[Goal] List each line holding the string "Утвердить".

[Material for this exercise]
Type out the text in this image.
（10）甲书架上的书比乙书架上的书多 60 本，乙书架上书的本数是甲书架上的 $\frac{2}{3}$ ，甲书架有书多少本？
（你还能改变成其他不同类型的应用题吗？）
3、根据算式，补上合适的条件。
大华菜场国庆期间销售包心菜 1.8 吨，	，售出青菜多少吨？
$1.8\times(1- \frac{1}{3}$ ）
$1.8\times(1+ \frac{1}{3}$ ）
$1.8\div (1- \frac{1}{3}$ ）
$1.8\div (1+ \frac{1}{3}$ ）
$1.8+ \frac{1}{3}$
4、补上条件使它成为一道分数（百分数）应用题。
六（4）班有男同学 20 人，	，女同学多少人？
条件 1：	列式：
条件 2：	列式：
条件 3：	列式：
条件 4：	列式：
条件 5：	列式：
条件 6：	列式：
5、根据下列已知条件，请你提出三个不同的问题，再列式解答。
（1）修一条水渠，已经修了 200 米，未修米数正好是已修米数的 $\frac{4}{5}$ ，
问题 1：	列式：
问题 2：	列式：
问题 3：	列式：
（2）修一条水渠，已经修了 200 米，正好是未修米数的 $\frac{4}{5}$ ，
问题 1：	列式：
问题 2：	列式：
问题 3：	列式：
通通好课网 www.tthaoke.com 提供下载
---
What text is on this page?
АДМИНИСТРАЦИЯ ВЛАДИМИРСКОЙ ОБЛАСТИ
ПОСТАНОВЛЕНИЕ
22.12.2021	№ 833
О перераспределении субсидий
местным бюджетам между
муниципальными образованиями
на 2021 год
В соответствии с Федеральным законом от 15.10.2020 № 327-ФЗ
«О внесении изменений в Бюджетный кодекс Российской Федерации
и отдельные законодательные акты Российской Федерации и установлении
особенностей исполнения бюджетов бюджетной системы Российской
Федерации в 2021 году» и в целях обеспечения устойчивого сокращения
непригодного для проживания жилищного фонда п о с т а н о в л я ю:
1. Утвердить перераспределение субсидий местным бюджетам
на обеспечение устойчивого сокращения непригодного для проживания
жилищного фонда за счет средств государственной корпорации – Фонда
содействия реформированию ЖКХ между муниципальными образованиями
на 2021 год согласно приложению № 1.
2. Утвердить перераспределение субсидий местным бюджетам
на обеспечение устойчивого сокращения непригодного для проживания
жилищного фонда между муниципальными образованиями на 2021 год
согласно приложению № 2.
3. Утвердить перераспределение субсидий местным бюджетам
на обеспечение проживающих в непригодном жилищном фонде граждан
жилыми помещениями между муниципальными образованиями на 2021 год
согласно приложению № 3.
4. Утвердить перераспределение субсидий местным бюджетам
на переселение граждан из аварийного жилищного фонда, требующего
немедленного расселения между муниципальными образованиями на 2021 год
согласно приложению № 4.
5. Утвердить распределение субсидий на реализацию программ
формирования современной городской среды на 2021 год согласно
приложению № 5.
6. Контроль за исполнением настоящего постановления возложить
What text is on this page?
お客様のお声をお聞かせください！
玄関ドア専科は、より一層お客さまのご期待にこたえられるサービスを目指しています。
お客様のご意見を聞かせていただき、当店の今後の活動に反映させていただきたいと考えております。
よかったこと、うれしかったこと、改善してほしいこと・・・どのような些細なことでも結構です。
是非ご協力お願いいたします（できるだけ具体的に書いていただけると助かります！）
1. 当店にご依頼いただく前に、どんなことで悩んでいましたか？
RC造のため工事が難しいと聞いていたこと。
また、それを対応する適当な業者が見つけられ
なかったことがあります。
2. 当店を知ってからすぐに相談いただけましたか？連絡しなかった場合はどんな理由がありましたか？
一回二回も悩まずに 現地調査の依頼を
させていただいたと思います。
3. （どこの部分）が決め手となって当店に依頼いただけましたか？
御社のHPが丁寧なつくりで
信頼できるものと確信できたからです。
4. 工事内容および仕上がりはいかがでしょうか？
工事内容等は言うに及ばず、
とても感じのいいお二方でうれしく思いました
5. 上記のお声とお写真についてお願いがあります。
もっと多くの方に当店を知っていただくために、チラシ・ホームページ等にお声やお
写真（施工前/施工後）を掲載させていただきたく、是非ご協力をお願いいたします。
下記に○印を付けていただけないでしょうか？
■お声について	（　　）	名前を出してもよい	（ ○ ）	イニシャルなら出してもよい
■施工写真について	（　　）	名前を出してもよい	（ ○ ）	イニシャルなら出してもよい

[Solution below]
1. Утвердить перераспределение субсидий местным бюджетам
2. Утвердить перераспределение субсидий местным бюджетам
3. Утвердить перераспределение субсидий местным бюджетам
4. Утвердить перераспределение субсидий местным бюджетам
5. Утвердить распределение субсидий на реализацию программ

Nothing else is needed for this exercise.